(begin)

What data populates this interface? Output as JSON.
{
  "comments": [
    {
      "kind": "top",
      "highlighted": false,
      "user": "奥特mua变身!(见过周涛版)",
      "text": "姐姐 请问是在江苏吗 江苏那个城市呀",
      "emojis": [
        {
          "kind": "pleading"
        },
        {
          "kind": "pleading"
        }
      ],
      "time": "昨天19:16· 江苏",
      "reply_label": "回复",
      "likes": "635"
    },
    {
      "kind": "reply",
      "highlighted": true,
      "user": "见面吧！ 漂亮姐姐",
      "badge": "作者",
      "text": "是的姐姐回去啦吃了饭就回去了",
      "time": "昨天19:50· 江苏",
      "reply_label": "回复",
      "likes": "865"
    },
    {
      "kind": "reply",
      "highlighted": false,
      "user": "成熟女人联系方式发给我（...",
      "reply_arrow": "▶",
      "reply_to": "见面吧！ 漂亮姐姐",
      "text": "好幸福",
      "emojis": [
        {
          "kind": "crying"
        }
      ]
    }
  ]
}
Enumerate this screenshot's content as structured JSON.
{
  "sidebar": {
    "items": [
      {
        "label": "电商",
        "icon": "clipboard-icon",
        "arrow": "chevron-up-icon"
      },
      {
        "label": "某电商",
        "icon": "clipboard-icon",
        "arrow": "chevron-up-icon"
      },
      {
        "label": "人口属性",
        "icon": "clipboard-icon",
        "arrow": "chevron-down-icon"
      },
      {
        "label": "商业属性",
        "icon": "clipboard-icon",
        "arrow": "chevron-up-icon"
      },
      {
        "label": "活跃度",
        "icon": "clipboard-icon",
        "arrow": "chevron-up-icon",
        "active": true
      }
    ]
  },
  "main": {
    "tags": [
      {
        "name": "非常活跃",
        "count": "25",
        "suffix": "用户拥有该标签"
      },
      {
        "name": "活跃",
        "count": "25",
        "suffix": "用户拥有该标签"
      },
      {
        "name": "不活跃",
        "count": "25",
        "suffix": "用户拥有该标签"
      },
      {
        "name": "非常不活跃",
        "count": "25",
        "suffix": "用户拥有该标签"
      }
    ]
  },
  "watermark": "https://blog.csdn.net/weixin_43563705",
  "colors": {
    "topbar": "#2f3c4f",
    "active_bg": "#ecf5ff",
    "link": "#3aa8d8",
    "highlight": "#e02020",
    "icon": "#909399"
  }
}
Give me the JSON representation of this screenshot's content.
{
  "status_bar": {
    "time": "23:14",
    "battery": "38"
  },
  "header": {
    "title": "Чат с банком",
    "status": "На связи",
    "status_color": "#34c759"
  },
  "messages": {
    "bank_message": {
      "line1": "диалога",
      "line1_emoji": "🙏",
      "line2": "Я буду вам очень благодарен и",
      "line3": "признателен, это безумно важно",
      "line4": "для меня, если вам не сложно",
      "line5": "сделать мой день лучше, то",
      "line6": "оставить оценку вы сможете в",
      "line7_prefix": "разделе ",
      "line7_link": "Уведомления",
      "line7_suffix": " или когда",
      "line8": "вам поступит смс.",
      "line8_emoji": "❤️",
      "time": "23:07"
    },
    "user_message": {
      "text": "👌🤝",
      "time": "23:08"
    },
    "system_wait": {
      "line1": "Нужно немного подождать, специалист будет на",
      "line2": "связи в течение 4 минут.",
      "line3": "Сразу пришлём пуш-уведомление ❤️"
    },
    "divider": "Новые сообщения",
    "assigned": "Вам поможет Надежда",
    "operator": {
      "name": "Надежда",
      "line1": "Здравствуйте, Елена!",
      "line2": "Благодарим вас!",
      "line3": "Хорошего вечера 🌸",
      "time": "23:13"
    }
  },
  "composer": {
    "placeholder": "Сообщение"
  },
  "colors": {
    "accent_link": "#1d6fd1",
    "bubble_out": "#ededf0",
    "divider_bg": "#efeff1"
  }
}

(end)

Task to complete ▸ Print every record exactly as it was given.

Solution ▸
What data populates this interface? Output as JSON.
{
  "comments": [
    {
      "kind": "top",
      "highlighted": false,
      "user": "奥特mua变身!(见过周涛版)",
      "text": "姐姐 请问是在江苏吗 江苏那个城市呀",
      "emojis": [
        {
          "kind": "pleading"
        },
        {
          "kind": "pleading"
        }
      ],
      "time": "昨天19:16· 江苏",
      "reply_label": "回复",
      "likes": "635"
    },
    {
      "kind": "reply",
      "highlighted": true,
      "user": "见面吧！ 漂亮姐姐",
      "badge": "作者",
      "text": "是的姐姐回去啦吃了饭就回去了",
      "time": "昨天19:50· 江苏",
      "reply_label": "回复",
      "likes": "865"
    },
    {
      "kind": "reply",
      "highlighted": false,
      "user": "成熟女人联系方式发给我（...",
      "reply_arrow": "▶",
      "reply_to": "见面吧！ 漂亮姐姐",
      "text": "好幸福",
      "emojis": [
        {
          "kind": "crying"
        }
      ]
    }
  ]
}
Enumerate this screenshot's content as structured JSON.
{
  "sidebar": {
    "items": [
      {
        "label": "电商",
        "icon": "clipboard-icon",
        "arrow": "chevron-up-icon"
      },
      {
        "label": "某电商",
        "icon": "clipboard-icon",
        "arrow": "chevron-up-icon"
      },
      {
        "label": "人口属性",
        "icon": "clipboard-icon",
        "arrow": "chevron-down-icon"
      },
      {
        "label": "商业属性",
        "icon": "clipboard-icon",
        "arrow": "chevron-up-icon"
      },
      {
        "label": "活跃度",
        "icon": "clipboard-icon",
        "arrow": "chevron-up-icon",
        "active": true
      }
    ]
  },
  "main": {
    "tags": [
      {
        "name": "非常活跃",
        "count": "25",
        "suffix": "用户拥有该标签"
      },
      {
        "name": "活跃",
        "count": "25",
        "suffix": "用户拥有该标签"
      },
      {
        "name": "不活跃",
        "count": "25",
        "suffix": "用户拥有该标签"
      },
      {
        "name": "非常不活跃",
        "count": "25",
        "suffix": "用户拥有该标签"
      }
    ]
  },
  "watermark": "https://blog.csdn.net/weixin_43563705",
  "colors": {
    "topbar": "#2f3c4f",
    "active_bg": "#ecf5ff",
    "link": "#3aa8d8",
    "highlight": "#e02020",
    "icon": "#909399"
  }
}
Give me the JSON representation of this screenshot's content.
{
  "status_bar": {
    "time": "23:14",
    "battery": "38"
  },
  "header": {
    "title": "Чат с банком",
    "status": "На связи",
    "status_color": "#34c759"
  },
  "messages": {
    "bank_message": {
      "line1": "диалога",
      "line1_emoji": "🙏",
      "line2": "Я буду вам очень благодарен и",
      "line3": "признателен, это безумно важно",
      "line4": "для меня, если вам не сложно",
      "line5": "сделать мой день лучше, то",
      "line6": "оставить оценку вы сможете в",
      "line7_prefix": "разделе ",
      "line7_link": "Уведомления",
      "line7_suffix": " или когда",
      "line8": "вам поступит смс.",
      "line8_emoji": "❤️",
      "time": "23:07"
    },
    "user_message": {
      "text": "👌🤝",
      "time": "23:08"
    },
    "system_wait": {
      "line1": "Нужно немного подождать, специалист будет на",
      "line2": "связи в течение 4 минут.",
      "line3": "Сразу пришлём пуш-уведомление ❤️"
    },
    "divider": "Новые сообщения",
    "assigned": "Вам поможет Надежда",
    "operator": {
      "name": "Надежда",
      "line1": "Здравствуйте, Елена!",
      "line2": "Благодарим вас!",
      "line3": "Хорошего вечера 🌸",
      "time": "23:13"
    }
  },
  "composer": {
    "placeholder": "Сообщение"
  },
  "colors": {
    "accent_link": "#1d6fd1",
    "bubble_out": "#ededf0",
    "divider_bg": "#efeff1"
  }
}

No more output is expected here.